TASK OBJECTIVE => Print all records exactly, leaving nothing out.

— START OF EXERCISE DATA —

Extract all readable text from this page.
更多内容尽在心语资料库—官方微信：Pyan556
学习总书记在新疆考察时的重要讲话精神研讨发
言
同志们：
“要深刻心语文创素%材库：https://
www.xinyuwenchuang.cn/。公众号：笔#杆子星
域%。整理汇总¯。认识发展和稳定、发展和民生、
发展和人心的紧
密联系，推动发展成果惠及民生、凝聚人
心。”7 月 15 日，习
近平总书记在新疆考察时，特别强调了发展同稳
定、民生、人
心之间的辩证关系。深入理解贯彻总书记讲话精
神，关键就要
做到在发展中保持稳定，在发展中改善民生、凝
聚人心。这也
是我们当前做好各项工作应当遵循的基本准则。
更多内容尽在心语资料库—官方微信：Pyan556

— END OF EXERCISE DATA —

RESPONSE =>
Extract all readable text from this page.
更多内容尽在心语资料库—官方微信：Pyan556
学习总书记在新疆考察时的重要讲话精神研讨发
言
同志们：
“要深刻心语文创素%材库：https://
www.xinyuwenchuang.cn/。公众号：笔#杆子星
域%。整理汇总¯。认识发展和稳定、发展和民生、
发展和人心的紧
密联系，推动发展成果惠及民生、凝聚人
心。”7 月 15 日，习
近平总书记在新疆考察时，特别强调了发展同稳
定、民生、人
心之间的辩证关系。深入理解贯彻总书记讲话精
神，关键就要
做到在发展中保持稳定，在发展中改善民生、凝
聚人心。这也
是我们当前做好各项工作应当遵循的基本准则。
更多内容尽在心语资料库—官方微信：Pyan556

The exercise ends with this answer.